[start of AVAILABLE DATA]

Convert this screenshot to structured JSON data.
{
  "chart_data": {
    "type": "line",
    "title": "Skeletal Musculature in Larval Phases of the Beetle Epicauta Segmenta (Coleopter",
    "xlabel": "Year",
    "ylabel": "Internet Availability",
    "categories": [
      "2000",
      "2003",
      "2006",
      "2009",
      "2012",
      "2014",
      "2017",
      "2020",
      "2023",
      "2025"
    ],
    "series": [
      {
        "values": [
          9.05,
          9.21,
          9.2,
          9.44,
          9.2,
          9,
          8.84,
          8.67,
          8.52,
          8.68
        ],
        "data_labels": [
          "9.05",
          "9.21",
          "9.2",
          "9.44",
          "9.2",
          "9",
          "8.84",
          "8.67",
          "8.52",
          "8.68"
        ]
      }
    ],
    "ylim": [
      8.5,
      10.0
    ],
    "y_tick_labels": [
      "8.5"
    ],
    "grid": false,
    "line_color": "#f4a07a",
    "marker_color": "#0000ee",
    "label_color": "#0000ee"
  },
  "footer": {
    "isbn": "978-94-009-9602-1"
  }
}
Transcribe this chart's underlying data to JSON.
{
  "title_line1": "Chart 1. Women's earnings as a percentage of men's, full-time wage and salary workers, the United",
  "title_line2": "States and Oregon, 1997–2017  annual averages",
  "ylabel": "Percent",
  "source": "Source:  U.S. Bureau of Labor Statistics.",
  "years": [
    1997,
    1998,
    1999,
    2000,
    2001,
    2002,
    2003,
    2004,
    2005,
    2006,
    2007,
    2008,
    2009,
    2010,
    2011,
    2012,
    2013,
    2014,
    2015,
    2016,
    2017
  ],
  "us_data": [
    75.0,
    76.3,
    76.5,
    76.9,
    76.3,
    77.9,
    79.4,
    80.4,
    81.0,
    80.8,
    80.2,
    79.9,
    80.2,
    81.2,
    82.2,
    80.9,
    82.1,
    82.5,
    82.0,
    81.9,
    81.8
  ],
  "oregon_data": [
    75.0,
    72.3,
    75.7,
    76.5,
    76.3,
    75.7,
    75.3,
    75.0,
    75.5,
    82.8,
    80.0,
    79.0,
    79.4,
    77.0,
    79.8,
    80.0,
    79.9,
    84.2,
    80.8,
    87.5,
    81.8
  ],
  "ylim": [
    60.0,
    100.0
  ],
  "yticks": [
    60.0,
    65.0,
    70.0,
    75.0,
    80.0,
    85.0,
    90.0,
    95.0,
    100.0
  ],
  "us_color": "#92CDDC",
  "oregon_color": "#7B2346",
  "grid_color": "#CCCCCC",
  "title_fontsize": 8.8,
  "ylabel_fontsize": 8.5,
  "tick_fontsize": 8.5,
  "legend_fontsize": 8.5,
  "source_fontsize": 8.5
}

[end of AVAILABLE DATA]

**GOAL OF THE EXERCISE**
Give the complete listing a second time, exactly as it reads.

**SOLUTION TO THIS TASK**
Convert this screenshot to structured JSON data.
{
  "chart_data": {
    "type": "line",
    "title": "Skeletal Musculature in Larval Phases of the Beetle Epicauta Segmenta (Coleopter",
    "xlabel": "Year",
    "ylabel": "Internet Availability",
    "categories": [
      "2000",
      "2003",
      "2006",
      "2009",
      "2012",
      "2014",
      "2017",
      "2020",
      "2023",
      "2025"
    ],
    "series": [
      {
        "values": [
          9.05,
          9.21,
          9.2,
          9.44,
          9.2,
          9,
          8.84,
          8.67,
          8.52,
          8.68
        ],
        "data_labels": [
          "9.05",
          "9.21",
          "9.2",
          "9.44",
          "9.2",
          "9",
          "8.84",
          "8.67",
          "8.52",
          "8.68"
        ]
      }
    ],
    "ylim": [
      8.5,
      10.0
    ],
    "y_tick_labels": [
      "8.5"
    ],
    "grid": false,
    "line_color": "#f4a07a",
    "marker_color": "#0000ee",
    "label_color": "#0000ee"
  },
  "footer": {
    "isbn": "978-94-009-9602-1"
  }
}
Transcribe this chart's underlying data to JSON.
{
  "title_line1": "Chart 1. Women's earnings as a percentage of men's, full-time wage and salary workers, the United",
  "title_line2": "States and Oregon, 1997–2017  annual averages",
  "ylabel": "Percent",
  "source": "Source:  U.S. Bureau of Labor Statistics.",
  "years": [
    1997,
    1998,
    1999,
    2000,
    2001,
    2002,
    2003,
    2004,
    2005,
    2006,
    2007,
    2008,
    2009,
    2010,
    2011,
    2012,
    2013,
    2014,
    2015,
    2016,
    2017
  ],
  "us_data": [
    75.0,
    76.3,
    76.5,
    76.9,
    76.3,
    77.9,
    79.4,
    80.4,
    81.0,
    80.8,
    80.2,
    79.9,
    80.2,
    81.2,
    82.2,
    80.9,
    82.1,
    82.5,
    82.0,
    81.9,
    81.8
  ],
  "oregon_data": [
    75.0,
    72.3,
    75.7,
    76.5,
    76.3,
    75.7,
    75.3,
    75.0,
    75.5,
    82.8,
    80.0,
    79.0,
    79.4,
    77.0,
    79.8,
    80.0,
    79.9,
    84.2,
    80.8,
    87.5,
    81.8
  ],
  "ylim": [
    60.0,
    100.0
  ],
  "yticks": [
    60.0,
    65.0,
    70.0,
    75.0,
    80.0,
    85.0,
    90.0,
    95.0,
    100.0
  ],
  "us_color": "#92CDDC",
  "oregon_color": "#7B2346",
  "grid_color": "#CCCCCC",
  "title_fontsize": 8.8,
  "ylabel_fontsize": 8.5,
  "tick_fontsize": 8.5,
  "legend_fontsize": 8.5,
  "source_fontsize": 8.5
}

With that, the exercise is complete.